▶ **GIVEN PROBLEM**
Rewrite the data from the first line through the line containing "forward-icon[interactable] — [376, 2233, 440, 2293]", inclusive, as a JSON list of strings with one string per line and blank lines omitted.

Lines of data

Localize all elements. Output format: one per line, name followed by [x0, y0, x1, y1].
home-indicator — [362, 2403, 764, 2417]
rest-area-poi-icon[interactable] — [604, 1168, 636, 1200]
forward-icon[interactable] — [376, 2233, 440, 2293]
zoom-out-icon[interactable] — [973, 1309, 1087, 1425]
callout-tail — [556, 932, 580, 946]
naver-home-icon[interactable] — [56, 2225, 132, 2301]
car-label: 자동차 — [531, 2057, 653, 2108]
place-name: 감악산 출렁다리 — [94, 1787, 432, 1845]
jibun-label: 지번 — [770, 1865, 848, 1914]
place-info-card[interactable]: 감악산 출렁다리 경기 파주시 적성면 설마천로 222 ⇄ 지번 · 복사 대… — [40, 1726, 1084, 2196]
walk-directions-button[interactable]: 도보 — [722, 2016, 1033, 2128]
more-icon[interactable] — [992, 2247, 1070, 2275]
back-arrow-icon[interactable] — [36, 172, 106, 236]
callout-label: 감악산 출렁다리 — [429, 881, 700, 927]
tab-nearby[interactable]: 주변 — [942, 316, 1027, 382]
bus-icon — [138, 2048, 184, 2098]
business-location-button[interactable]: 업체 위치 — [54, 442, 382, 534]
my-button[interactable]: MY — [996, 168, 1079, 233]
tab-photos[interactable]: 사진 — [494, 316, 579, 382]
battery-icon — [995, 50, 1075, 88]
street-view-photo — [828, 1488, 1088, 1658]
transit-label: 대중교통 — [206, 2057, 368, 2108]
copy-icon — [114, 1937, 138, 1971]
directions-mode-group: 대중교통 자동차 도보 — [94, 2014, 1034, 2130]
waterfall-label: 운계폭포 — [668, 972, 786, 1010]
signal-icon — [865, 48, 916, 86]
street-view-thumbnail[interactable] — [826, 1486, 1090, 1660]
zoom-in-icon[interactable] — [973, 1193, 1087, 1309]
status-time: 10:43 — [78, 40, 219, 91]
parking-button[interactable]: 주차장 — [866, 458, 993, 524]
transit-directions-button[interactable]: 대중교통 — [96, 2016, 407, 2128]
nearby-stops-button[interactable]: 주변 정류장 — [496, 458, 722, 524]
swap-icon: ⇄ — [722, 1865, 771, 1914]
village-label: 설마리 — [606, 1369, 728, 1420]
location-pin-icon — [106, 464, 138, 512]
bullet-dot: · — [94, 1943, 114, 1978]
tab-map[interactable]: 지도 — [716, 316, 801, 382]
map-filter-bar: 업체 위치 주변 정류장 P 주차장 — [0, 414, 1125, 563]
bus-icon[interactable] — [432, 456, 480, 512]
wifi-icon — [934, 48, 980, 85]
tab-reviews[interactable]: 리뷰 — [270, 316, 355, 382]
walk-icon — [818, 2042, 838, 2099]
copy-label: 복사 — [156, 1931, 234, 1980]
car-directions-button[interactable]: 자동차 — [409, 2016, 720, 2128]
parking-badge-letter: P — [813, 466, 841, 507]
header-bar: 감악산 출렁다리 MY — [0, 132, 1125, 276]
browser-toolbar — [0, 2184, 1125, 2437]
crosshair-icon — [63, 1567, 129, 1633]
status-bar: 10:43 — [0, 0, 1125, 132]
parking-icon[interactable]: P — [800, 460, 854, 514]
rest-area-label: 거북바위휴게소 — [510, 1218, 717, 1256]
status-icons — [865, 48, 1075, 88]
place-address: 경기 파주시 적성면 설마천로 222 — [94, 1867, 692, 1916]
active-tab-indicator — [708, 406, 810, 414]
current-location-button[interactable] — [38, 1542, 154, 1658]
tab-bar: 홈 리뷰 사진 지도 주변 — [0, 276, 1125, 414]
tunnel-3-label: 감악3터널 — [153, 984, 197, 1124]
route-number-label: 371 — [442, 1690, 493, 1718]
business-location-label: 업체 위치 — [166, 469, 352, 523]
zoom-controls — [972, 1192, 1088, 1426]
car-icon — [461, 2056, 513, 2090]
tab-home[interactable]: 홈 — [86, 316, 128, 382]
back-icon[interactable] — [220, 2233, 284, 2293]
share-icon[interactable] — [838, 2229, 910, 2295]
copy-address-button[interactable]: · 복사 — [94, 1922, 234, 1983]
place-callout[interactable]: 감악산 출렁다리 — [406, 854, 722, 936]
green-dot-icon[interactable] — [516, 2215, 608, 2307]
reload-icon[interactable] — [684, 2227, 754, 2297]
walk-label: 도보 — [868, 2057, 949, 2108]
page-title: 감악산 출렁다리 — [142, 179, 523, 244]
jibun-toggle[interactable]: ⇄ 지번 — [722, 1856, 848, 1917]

▶ **RESPONSE TO THIS EXERCISE**
[
  "Localize all elements. Output format: one per line, name followed by [x0, y0, x1, y1].",
  "home-indicator — [362, 2403, 764, 2417]",
  "rest-area-poi-icon[interactable] — [604, 1168, 636, 1200]",
  "forward-icon[interactable] — [376, 2233, 440, 2293]"
]